> Short exercise:
The records below need retyping in full; give them again exactly.

> Record extracts:
---

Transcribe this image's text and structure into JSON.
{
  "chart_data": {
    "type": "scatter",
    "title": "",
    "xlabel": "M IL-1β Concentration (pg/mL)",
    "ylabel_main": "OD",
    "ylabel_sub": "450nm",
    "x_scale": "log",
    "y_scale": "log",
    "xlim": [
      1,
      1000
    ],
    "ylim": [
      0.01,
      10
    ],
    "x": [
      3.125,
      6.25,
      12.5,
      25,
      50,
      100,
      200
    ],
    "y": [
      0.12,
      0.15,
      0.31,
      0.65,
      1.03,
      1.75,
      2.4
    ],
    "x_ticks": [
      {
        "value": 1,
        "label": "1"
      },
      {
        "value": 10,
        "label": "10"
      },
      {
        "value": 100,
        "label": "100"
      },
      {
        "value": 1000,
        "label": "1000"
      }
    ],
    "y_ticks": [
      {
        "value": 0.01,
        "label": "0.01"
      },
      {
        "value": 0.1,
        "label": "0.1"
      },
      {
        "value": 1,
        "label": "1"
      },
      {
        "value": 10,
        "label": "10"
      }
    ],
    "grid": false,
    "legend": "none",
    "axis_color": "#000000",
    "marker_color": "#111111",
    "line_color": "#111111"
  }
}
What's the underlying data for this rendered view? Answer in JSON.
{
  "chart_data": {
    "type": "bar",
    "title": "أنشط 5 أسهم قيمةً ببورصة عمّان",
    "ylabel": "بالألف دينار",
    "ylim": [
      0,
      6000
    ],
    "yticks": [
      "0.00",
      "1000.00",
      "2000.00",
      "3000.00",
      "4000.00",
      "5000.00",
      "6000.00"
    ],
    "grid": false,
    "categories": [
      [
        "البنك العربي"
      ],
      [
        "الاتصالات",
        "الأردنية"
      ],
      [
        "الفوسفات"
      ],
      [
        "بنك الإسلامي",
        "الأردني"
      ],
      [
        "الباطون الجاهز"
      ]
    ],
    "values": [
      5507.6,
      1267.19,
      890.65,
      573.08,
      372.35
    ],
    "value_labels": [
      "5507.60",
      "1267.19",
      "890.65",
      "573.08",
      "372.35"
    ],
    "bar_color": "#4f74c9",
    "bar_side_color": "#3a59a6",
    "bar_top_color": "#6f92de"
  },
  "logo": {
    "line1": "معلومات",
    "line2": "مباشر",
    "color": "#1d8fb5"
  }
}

---

> Answer to this problem:
Transcribe this image's text and structure into JSON.
{
  "chart_data": {
    "type": "scatter",
    "title": "",
    "xlabel": "M IL-1β Concentration (pg/mL)",
    "ylabel_main": "OD",
    "ylabel_sub": "450nm",
    "x_scale": "log",
    "y_scale": "log",
    "xlim": [
      1,
      1000
    ],
    "ylim": [
      0.01,
      10
    ],
    "x": [
      3.125,
      6.25,
      12.5,
      25,
      50,
      100,
      200
    ],
    "y": [
      0.12,
      0.15,
      0.31,
      0.65,
      1.03,
      1.75,
      2.4
    ],
    "x_ticks": [
      {
        "value": 1,
        "label": "1"
      },
      {
        "value": 10,
        "label": "10"
      },
      {
        "value": 100,
        "label": "100"
      },
      {
        "value": 1000,
        "label": "1000"
      }
    ],
    "y_ticks": [
      {
        "value": 0.01,
        "label": "0.01"
      },
      {
        "value": 0.1,
        "label": "0.1"
      },
      {
        "value": 1,
        "label": "1"
      },
      {
        "value": 10,
        "label": "10"
      }
    ],
    "grid": false,
    "legend": "none",
    "axis_color": "#000000",
    "marker_color": "#111111",
    "line_color": "#111111"
  }
}
What's the underlying data for this rendered view? Answer in JSON.
{
  "chart_data": {
    "type": "bar",
    "title": "أنشط 5 أسهم قيمةً ببورصة عمّان",
    "ylabel": "بالألف دينار",
    "ylim": [
      0,
      6000
    ],
    "yticks": [
      "0.00",
      "1000.00",
      "2000.00",
      "3000.00",
      "4000.00",
      "5000.00",
      "6000.00"
    ],
    "grid": false,
    "categories": [
      [
        "البنك العربي"
      ],
      [
        "الاتصالات",
        "الأردنية"
      ],
      [
        "الفوسفات"
      ],
      [
        "بنك الإسلامي",
        "الأردني"
      ],
      [
        "الباطون الجاهز"
      ]
    ],
    "values": [
      5507.6,
      1267.19,
      890.65,
      573.08,
      372.35
    ],
    "value_labels": [
      "5507.60",
      "1267.19",
      "890.65",
      "573.08",
      "372.35"
    ],
    "bar_color": "#4f74c9",
    "bar_side_color": "#3a59a6",
    "bar_top_color": "#6f92de"
  },
  "logo": {
    "line1": "معلومات",
    "line2": "مباشر",
    "color": "#1d8fb5"
  }
}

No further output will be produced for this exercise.